START EXERCISE INPUT

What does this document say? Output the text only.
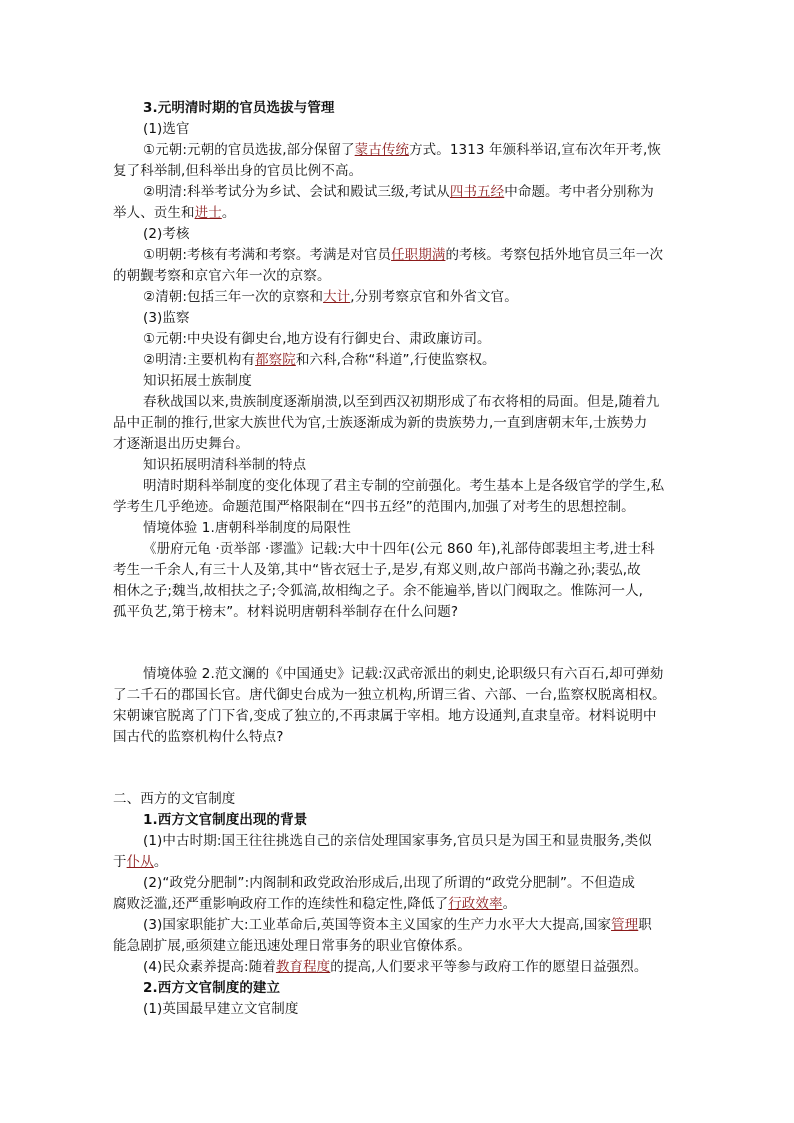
3.元明清时期的官员选拔与管理
(1)选官
①元朝:元朝的官员选拔,部分保留了蒙古传统方式。1313 年颁科举诏,宣布次年开考,恢
复了科举制,但科举出身的官员比例不高。
②明清:科举考试分为乡试、会试和殿试三级,考试从四书五经中命题。考中者分别称为
举人、贡生和进士。
(2)考核
①明朝:考核有考满和考察。考满是对官员任职期满的考核。考察包括外地官员三年一次
的朝觐考察和京官六年一次的京察。
②清朝:包括三年一次的京察和大计,分别考察京官和外省文官。
(3)监察
①元朝:中央设有御史台,地方设有行御史台、肃政廉访司。
②明清:主要机构有都察院和六科,合称“科道”,行使监察权。
知识拓展士族制度
春秋战国以来,贵族制度逐渐崩溃,以至到西汉初期形成了布衣将相的局面。但是,随着九
品中正制的推行,世家大族世代为官,士族逐渐成为新的贵族势力,一直到唐朝末年,士族势力
才逐渐退出历史舞台。
知识拓展明清科举制的特点
明清时期科举制度的变化体现了君主专制的空前强化。考生基本上是各级官学的学生,私
学考生几乎绝迹。命题范围严格限制在“四书五经”的范围内,加强了对考生的思想控制。
情境体验 1.唐朝科举制度的局限性
《册府元龟 ·贡举部 ·谬滥》记载:大中十四年(公元 860 年),礼部侍郎裴坦主考,进士科
考生一千余人,有三十人及第,其中“皆衣冠士子,是岁,有郑义则,故户部尚书瀚之孙;裴弘,故
相休之子;魏当,故相扶之子;令狐滈,故相绹之子。余不能遍举,皆以门阀取之。惟陈河一人,
孤平负艺,第于榜末”。材料说明唐朝科举制存在什么问题?
情境体验 2.范文澜的《中国通史》记载:汉武帝派出的刺史,论职级只有六百石,却可弹劾
了二千石的郡国长官。唐代御史台成为一独立机构,所谓三省、六部、一台,监察权脱离相权。
宋朝谏官脱离了门下省,变成了独立的,不再隶属于宰相。地方设通判,直隶皇帝。材料说明中
国古代的监察机构什么特点?
二、西方的文官制度
1.西方文官制度出现的背景
(1)中古时期:国王往往挑选自己的亲信处理国家事务,官员只是为国王和显贵服务,类似
于仆从。
(2)“政党分肥制”:内阁制和政党政治形成后,出现了所谓的“政党分肥制”。不但造成
腐败泛滥,还严重影响政府工作的连续性和稳定性,降低了行政效率。
(3)国家职能扩大:工业革命后,英国等资本主义国家的生产力水平大大提高,国家管理职
能急剧扩展,亟须建立能迅速处理日常事务的职业官僚体系。
(4)民众素养提高:随着教育程度的提高,人们要求平等参与政府工作的愿望日益强烈。
2.西方文官制度的建立
(1)英国最早建立文官制度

END EXERCISE INPUT

■ WORK REQUIRED: Extract all the data above exactly, excluding every picture.

■ TASK RESPONSE:
What does this document say? Output the text only.
3.元明清时期的官员选拔与管理
(1)选官
①元朝:元朝的官员选拔,部分保留了蒙古传统方式。1313 年颁科举诏,宣布次年开考,恢
复了科举制,但科举出身的官员比例不高。
②明清:科举考试分为乡试、会试和殿试三级,考试从四书五经中命题。考中者分别称为
举人、贡生和进士。
(2)考核
①明朝:考核有考满和考察。考满是对官员任职期满的考核。考察包括外地官员三年一次
的朝觐考察和京官六年一次的京察。
②清朝:包括三年一次的京察和大计,分别考察京官和外省文官。
(3)监察
①元朝:中央设有御史台,地方设有行御史台、肃政廉访司。
②明清:主要机构有都察院和六科,合称“科道”,行使监察权。
知识拓展士族制度
春秋战国以来,贵族制度逐渐崩溃,以至到西汉初期形成了布衣将相的局面。但是,随着九
品中正制的推行,世家大族世代为官,士族逐渐成为新的贵族势力,一直到唐朝末年,士族势力
才逐渐退出历史舞台。
知识拓展明清科举制的特点
明清时期科举制度的变化体现了君主专制的空前强化。考生基本上是各级官学的学生,私
学考生几乎绝迹。命题范围严格限制在“四书五经”的范围内,加强了对考生的思想控制。
情境体验 1.唐朝科举制度的局限性
《册府元龟 ·贡举部 ·谬滥》记载:大中十四年(公元 860 年),礼部侍郎裴坦主考,进士科
考生一千余人,有三十人及第,其中“皆衣冠士子,是岁,有郑义则,故户部尚书瀚之孙;裴弘,故
相休之子;魏当,故相扶之子;令狐滈,故相绹之子。余不能遍举,皆以门阀取之。惟陈河一人,
孤平负艺,第于榜末”。材料说明唐朝科举制存在什么问题?
情境体验 2.范文澜的《中国通史》记载:汉武帝派出的刺史,论职级只有六百石,却可弹劾
了二千石的郡国长官。唐代御史台成为一独立机构,所谓三省、六部、一台,监察权脱离相权。
宋朝谏官脱离了门下省,变成了独立的,不再隶属于宰相。地方设通判,直隶皇帝。材料说明中
国古代的监察机构什么特点?
二、西方的文官制度
1.西方文官制度出现的背景
(1)中古时期:国王往往挑选自己的亲信处理国家事务,官员只是为国王和显贵服务,类似
于仆从。
(2)“政党分肥制”:内阁制和政党政治形成后,出现了所谓的“政党分肥制”。不但造成
腐败泛滥,还严重影响政府工作的连续性和稳定性,降低了行政效率。
(3)国家职能扩大:工业革命后,英国等资本主义国家的生产力水平大大提高,国家管理职
能急剧扩展,亟须建立能迅速处理日常事务的职业官僚体系。
(4)民众素养提高:随着教育程度的提高,人们要求平等参与政府工作的愿望日益强烈。
2.西方文官制度的建立
(1)英国最早建立文官制度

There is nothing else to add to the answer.